** Begin GIVEN INFORMATION **

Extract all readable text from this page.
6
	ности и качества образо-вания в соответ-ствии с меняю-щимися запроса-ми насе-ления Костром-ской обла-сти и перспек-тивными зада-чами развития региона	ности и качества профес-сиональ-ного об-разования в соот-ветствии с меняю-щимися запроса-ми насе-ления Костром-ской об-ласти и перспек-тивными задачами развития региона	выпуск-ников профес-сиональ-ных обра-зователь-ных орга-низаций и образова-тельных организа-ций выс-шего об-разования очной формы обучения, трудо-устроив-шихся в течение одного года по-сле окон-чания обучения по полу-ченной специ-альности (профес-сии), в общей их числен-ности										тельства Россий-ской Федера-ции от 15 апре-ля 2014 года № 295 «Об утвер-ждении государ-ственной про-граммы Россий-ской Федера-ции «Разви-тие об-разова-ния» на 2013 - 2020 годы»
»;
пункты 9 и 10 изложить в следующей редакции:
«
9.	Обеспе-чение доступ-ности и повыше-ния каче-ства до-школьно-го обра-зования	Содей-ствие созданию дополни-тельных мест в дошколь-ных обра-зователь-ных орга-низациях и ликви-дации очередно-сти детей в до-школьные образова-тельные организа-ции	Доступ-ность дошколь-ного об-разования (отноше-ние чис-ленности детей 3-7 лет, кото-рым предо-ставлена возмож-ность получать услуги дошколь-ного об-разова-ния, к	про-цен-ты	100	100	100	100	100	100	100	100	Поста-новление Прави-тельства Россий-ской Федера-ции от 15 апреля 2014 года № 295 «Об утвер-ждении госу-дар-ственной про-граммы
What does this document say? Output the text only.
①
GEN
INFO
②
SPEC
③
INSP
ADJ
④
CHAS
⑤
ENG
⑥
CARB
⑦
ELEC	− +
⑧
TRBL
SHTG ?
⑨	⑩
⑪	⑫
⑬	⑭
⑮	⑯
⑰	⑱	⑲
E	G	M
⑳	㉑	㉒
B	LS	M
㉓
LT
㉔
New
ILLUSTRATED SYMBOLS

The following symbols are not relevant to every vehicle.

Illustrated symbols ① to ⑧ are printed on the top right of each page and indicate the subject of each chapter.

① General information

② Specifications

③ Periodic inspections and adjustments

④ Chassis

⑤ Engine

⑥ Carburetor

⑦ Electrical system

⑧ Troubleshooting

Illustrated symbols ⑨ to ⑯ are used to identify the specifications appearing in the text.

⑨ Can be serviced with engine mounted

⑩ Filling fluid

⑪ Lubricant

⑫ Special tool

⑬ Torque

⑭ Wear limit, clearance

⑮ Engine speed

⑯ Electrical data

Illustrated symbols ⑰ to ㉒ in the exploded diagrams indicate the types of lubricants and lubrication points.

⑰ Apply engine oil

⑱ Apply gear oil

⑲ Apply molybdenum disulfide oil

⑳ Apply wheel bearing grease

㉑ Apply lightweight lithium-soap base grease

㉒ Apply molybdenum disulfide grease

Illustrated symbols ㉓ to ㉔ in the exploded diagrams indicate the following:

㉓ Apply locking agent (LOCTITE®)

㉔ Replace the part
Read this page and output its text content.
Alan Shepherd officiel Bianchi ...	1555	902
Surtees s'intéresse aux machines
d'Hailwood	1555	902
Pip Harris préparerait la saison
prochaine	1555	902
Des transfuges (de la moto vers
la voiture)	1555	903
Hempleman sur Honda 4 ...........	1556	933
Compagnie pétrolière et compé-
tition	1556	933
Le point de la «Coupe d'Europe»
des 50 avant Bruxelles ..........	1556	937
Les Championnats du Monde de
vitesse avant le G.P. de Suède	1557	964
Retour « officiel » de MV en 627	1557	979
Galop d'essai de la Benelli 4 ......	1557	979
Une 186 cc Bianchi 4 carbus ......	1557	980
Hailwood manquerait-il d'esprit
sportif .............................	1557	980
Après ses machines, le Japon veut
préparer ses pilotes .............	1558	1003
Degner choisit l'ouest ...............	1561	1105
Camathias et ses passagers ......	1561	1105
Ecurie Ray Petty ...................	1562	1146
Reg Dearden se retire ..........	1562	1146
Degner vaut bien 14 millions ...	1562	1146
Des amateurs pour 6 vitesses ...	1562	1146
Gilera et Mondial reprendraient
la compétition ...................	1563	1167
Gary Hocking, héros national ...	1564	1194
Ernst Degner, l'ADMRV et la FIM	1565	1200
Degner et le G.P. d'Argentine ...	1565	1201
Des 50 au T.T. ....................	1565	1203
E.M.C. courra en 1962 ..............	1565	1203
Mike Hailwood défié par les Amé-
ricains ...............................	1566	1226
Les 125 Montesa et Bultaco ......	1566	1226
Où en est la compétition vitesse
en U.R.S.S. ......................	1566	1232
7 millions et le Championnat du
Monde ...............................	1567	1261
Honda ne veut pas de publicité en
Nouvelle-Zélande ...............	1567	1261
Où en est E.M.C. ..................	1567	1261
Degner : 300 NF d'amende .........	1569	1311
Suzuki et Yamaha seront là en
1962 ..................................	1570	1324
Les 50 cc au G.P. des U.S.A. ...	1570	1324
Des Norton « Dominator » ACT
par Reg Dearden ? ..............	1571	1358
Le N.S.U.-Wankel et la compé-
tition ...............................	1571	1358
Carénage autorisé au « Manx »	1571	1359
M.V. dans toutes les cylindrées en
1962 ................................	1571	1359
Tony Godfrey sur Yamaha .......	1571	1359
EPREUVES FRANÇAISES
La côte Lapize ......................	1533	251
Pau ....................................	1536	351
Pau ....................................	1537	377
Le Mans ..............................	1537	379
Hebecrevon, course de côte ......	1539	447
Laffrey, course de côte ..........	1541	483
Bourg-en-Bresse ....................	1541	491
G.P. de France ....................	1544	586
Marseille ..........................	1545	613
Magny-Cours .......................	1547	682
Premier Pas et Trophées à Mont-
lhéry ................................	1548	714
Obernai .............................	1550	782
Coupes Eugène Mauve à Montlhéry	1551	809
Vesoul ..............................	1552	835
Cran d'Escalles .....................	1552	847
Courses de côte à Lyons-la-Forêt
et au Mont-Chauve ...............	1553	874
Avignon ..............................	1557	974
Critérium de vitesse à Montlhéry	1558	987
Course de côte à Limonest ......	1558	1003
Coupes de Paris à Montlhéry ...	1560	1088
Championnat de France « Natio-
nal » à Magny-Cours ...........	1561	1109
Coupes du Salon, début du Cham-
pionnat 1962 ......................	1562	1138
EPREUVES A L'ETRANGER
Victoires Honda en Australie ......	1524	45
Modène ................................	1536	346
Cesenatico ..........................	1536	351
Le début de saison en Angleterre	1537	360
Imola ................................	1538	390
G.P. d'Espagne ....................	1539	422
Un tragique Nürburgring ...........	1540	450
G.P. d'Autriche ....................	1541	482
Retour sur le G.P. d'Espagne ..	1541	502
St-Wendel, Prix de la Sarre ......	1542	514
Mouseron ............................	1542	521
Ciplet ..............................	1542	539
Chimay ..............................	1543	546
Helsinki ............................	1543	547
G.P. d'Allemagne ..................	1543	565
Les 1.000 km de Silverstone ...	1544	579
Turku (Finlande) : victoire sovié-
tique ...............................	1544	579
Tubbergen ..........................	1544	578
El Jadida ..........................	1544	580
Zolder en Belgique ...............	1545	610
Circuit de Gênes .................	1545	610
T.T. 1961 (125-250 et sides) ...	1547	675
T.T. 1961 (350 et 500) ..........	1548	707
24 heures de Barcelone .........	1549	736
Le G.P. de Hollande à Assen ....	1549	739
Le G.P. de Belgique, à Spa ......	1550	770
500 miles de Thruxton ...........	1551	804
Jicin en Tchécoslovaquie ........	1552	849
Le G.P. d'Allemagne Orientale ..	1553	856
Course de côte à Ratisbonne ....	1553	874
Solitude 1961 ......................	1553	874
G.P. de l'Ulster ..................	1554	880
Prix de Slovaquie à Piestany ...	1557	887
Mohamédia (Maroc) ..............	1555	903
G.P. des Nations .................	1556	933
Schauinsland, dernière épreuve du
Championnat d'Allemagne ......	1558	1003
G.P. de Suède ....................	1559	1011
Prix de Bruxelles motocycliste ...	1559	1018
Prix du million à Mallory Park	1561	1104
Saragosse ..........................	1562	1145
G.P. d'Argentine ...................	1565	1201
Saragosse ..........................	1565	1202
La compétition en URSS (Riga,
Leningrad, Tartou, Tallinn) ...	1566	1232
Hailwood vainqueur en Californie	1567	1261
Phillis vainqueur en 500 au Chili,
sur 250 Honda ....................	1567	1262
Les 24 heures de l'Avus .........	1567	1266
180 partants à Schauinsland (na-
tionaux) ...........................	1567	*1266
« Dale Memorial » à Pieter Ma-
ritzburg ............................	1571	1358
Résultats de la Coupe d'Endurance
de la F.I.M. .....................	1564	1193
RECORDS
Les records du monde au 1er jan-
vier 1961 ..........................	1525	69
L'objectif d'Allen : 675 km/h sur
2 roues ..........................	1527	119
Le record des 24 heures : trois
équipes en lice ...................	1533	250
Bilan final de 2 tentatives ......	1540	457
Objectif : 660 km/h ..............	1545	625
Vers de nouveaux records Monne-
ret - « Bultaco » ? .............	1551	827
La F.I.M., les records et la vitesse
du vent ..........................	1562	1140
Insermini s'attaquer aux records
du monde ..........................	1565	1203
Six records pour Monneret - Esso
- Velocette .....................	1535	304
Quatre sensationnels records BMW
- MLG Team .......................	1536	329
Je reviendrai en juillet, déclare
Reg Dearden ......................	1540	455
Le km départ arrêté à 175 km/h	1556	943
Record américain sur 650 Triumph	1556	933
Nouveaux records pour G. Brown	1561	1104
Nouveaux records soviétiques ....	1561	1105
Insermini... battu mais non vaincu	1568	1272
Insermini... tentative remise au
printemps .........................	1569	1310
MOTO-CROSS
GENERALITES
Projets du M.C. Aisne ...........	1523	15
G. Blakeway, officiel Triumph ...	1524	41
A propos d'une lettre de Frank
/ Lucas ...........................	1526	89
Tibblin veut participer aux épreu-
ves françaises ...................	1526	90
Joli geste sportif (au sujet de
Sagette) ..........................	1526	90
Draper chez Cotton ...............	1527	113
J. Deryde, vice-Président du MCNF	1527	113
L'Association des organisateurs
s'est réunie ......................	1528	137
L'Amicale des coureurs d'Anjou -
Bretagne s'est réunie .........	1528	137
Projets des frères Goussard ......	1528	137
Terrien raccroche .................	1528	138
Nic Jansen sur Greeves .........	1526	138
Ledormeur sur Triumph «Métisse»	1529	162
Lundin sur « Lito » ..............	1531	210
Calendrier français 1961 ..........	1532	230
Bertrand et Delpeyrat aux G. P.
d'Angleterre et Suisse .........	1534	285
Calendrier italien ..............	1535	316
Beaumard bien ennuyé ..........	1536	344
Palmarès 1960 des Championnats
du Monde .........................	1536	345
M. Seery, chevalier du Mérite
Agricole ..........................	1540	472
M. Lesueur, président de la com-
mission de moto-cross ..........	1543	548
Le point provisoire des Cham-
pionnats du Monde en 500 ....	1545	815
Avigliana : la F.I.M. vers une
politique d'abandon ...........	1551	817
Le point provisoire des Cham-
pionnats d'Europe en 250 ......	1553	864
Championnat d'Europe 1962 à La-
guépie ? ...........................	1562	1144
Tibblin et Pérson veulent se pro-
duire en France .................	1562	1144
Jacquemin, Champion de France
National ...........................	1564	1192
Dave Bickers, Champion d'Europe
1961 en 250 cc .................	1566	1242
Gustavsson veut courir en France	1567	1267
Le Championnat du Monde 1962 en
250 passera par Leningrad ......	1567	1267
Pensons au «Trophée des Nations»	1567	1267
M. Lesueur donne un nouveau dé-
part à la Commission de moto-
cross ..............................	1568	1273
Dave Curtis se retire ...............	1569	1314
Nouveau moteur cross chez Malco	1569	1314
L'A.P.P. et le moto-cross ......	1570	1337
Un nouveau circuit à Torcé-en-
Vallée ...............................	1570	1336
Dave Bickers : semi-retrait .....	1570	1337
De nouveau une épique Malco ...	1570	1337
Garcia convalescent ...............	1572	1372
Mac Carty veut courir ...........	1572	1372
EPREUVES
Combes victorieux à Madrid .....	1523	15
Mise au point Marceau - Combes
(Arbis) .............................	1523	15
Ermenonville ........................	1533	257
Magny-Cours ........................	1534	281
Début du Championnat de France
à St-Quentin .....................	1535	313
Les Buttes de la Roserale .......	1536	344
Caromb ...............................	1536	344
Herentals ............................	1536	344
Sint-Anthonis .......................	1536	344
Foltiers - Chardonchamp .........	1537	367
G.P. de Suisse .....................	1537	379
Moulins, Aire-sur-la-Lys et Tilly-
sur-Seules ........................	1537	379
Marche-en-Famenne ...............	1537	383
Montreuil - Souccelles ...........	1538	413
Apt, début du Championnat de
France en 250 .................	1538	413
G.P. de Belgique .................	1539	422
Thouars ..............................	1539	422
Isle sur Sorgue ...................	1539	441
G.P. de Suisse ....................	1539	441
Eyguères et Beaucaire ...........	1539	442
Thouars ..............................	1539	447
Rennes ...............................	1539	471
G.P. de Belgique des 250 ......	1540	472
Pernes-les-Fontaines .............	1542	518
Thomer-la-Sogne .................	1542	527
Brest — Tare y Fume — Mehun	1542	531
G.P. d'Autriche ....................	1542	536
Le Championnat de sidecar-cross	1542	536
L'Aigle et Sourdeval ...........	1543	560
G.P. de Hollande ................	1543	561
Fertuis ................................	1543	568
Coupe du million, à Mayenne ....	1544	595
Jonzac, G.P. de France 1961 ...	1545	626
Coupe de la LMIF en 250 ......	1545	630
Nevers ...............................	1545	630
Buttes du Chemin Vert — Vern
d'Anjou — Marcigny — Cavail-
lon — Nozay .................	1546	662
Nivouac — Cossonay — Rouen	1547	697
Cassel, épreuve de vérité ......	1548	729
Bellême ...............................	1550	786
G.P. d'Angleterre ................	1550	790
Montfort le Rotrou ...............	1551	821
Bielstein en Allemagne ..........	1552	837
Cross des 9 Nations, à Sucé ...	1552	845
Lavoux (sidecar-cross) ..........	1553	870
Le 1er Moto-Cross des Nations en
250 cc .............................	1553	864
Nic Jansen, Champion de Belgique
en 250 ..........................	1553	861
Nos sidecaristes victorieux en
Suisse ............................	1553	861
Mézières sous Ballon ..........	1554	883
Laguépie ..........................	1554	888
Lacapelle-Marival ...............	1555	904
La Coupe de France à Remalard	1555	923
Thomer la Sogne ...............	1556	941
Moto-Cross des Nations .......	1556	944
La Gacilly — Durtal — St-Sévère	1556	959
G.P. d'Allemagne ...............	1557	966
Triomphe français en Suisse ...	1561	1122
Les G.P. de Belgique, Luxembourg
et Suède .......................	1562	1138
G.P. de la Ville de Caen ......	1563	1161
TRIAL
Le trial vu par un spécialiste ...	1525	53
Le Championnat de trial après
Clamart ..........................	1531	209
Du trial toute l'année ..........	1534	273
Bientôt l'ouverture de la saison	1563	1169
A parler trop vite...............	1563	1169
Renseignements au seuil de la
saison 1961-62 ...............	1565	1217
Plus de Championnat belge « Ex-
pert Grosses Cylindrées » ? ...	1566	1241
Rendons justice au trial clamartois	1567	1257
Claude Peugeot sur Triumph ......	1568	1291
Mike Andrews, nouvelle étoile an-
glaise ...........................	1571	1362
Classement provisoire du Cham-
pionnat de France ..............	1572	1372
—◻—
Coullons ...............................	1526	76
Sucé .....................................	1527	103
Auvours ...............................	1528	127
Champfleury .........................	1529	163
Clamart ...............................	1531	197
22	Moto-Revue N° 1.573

** End GIVEN INFORMATION **

## PROBLEM STATEMENT:
In the lines above, find each one with "Magny" and list it.

## COMPLETE RESPONSE:
Magny-Cours .......................	1547	682
nal » à Magny-Cours ...........	1561	1109
Magny-Cours ........................	1534	281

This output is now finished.